● Problem statement
Look below. Copy each line that has "donc" in it.

==*==

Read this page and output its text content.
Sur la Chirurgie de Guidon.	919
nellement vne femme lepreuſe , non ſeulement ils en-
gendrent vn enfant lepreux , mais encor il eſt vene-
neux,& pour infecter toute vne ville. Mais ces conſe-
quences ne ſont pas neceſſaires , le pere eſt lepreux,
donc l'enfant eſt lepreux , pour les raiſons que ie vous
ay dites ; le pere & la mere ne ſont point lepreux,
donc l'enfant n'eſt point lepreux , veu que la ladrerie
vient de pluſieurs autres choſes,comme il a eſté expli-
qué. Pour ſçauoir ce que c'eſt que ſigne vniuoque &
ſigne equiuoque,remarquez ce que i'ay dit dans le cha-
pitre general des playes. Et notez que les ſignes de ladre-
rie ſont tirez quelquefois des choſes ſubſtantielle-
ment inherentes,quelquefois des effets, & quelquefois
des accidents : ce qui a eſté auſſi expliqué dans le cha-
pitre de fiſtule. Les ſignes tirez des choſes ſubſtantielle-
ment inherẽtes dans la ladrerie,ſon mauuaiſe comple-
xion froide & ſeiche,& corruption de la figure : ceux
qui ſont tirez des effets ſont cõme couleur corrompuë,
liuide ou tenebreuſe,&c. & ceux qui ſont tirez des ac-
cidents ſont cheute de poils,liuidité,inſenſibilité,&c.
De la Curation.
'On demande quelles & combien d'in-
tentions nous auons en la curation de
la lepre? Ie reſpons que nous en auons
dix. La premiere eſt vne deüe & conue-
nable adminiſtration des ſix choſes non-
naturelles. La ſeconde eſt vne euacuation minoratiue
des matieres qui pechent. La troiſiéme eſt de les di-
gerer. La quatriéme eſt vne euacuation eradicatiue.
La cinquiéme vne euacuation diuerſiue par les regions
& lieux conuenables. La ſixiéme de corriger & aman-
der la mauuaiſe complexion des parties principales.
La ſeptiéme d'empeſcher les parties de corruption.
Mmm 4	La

==*==

● Output of the task
donc l'enfant eſt lepreux , pour les raiſons que ie vous
donc l'enfant n'eſt point lepreux , veu que la ladrerie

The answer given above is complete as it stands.